Written instruction 1:
Answer these questions using the article on the TEGNA and Gannett split.
(a) How many TV stations does TEGNA own or provide services to?
(b) Under what symbol will TEGNA trade on the New York Stock Exchange?
(c) At what price did shares of old Gannett end trading on Friday, June 26?

Provided passage:
<<<<

TEGNA, Gannett go separate ways as print spin off is completed

Roger Yu
USA TODAY
Gannett and USA TODAY headquarters in McLean, Va.

TEGNA, the media company formerly called Gannett, said Monday it has completed the spin off of its publishing business, finalizing a strategy that had been in the works for nearly a year to protect its broadcasting and digital businesses from the decline in print advertising.

TEGNA, which will continue to be based in McLean, Va., owns or provides services to 46 TV stations nationwide and runs Cars.com and CareerBuilder.com. "We are ready to hit the ground running," TEGNA CEO Gracia Martore said in a statement.

The spun-off publishing company, which adopts the name Gannett, owns newspapers in 92 markets, including USA TODAY, and plans to acquire more papers and other media assets.

TEGNA, whose name was derived from the letters in Gannett, will begin trading Monday on the New York Stock Exchange under the symbol TGNA. Gannett, which will share the headquarters with TEGNA, retains its stock symbol, GCI.

Shares of new Gannett fell 3.6% Monday, or 53 cents, to $14.37 in morning trading, giving it a market capitalization value of $3.3 billion.

TEGNA shares rose 1.3%, or 40 cents, to $30.51.

On their last day of trading prior to the split, shares of old Gannett rose 0.7% to end Friday, June 26, at $37.16, raising the company's market value to $8.43 billion.

"Following the spin off of publishing, TEGNA boasts a streamlined asset base, which we expect to result in a greater emphasis on TEGNA's high growth digital assets," wrote John Janedis, an analyst at investment banking firm Jefferies, in a note to initiate coverage of TEGNA.

>>>>

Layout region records
<<<<

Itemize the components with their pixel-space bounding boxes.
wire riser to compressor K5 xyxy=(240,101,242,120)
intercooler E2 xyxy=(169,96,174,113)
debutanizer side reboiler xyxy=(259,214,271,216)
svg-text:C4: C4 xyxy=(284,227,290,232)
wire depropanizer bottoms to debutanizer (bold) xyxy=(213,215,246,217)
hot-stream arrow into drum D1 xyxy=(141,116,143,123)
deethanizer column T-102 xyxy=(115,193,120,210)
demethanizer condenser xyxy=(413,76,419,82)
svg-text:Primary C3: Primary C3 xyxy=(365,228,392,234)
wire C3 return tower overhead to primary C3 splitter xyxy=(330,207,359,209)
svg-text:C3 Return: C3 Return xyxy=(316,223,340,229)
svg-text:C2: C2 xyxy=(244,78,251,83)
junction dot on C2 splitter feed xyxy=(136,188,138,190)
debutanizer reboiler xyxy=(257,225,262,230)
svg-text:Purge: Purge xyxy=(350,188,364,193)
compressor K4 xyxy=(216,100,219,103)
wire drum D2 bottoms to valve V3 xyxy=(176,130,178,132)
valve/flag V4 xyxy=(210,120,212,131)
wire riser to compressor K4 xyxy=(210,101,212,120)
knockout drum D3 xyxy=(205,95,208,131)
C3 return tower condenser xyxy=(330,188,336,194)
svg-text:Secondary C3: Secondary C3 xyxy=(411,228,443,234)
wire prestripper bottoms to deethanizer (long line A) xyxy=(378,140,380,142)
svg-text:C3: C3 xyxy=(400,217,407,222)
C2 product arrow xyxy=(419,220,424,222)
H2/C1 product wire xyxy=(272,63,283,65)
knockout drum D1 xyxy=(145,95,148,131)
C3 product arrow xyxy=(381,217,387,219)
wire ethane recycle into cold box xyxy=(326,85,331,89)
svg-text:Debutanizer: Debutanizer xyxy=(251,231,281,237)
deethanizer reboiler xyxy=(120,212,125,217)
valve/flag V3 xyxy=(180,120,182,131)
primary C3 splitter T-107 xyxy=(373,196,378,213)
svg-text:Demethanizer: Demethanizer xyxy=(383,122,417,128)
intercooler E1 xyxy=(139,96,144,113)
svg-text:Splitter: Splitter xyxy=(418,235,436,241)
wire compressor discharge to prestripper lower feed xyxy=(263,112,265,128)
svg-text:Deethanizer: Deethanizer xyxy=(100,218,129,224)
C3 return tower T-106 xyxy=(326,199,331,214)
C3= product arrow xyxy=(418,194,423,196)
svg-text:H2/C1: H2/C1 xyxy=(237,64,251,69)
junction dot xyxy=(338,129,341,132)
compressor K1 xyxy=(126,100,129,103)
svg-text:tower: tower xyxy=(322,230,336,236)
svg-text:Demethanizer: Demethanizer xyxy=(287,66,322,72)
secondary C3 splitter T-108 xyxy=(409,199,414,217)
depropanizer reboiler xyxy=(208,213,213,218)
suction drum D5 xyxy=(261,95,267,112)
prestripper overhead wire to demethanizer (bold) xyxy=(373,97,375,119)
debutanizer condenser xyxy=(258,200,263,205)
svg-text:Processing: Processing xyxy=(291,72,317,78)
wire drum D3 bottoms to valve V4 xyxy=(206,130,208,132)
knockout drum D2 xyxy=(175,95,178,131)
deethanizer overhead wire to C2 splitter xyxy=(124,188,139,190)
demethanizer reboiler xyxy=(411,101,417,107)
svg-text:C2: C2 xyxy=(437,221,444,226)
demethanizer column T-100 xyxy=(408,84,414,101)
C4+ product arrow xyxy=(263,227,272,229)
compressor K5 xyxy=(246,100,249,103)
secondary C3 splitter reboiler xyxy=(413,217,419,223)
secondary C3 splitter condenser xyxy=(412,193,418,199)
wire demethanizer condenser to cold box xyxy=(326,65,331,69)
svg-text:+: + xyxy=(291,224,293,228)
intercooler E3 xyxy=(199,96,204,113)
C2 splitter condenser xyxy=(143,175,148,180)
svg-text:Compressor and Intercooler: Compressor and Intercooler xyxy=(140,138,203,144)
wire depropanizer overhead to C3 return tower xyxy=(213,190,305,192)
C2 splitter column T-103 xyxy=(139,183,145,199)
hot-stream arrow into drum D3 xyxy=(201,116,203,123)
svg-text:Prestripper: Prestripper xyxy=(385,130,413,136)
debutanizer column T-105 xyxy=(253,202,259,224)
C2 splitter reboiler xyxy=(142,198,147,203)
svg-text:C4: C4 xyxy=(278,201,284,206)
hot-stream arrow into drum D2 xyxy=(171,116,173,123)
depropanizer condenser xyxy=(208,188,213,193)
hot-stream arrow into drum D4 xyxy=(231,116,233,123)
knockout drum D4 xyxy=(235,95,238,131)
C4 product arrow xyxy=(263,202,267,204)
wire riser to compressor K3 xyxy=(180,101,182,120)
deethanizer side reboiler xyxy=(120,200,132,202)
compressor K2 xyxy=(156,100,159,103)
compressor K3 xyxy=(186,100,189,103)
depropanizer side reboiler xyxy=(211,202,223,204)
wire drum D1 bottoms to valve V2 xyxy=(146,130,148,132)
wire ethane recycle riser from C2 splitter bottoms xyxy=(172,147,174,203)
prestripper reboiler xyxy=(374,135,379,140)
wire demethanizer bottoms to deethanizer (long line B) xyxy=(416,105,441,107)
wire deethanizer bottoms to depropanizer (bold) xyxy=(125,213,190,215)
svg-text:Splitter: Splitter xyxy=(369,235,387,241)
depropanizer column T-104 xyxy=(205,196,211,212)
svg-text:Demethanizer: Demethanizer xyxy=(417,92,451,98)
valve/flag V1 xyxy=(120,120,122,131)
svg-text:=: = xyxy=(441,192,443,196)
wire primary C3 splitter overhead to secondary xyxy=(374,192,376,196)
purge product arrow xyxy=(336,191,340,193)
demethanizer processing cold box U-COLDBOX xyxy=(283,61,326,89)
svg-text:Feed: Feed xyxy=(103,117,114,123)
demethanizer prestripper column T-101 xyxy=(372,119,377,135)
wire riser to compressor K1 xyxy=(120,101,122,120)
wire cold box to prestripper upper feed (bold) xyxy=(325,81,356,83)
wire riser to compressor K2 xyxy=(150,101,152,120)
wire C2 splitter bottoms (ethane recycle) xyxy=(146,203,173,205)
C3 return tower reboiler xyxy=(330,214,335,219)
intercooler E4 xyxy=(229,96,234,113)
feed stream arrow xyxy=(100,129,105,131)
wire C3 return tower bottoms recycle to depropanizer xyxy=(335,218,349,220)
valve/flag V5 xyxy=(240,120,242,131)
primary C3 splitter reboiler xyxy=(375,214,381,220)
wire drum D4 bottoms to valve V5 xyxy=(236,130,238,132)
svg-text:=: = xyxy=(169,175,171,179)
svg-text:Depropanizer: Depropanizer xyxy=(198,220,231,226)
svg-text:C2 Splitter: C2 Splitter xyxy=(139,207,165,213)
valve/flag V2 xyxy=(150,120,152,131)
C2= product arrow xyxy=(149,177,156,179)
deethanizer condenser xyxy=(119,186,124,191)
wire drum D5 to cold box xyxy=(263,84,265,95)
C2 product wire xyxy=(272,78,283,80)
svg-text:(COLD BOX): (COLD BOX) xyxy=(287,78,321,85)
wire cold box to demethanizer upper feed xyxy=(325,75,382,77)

>>>>

Written instruction 2:
Repeat the layout region records word for word, beginning with the first line and continuing through the line that contains "wire depropanizer bottoms".

Complete answer 1:
(a) 46
(b) TGNA
(c) $37.16

Complete answer 2:
Itemize the components with their pixel-space bounding boxes.
wire riser to compressor K5 xyxy=(240,101,242,120)
intercooler E2 xyxy=(169,96,174,113)
debutanizer side reboiler xyxy=(259,214,271,216)
svg-text:C4: C4 xyxy=(284,227,290,232)
wire depropanizer bottoms to debutanizer (bold) xyxy=(213,215,246,217)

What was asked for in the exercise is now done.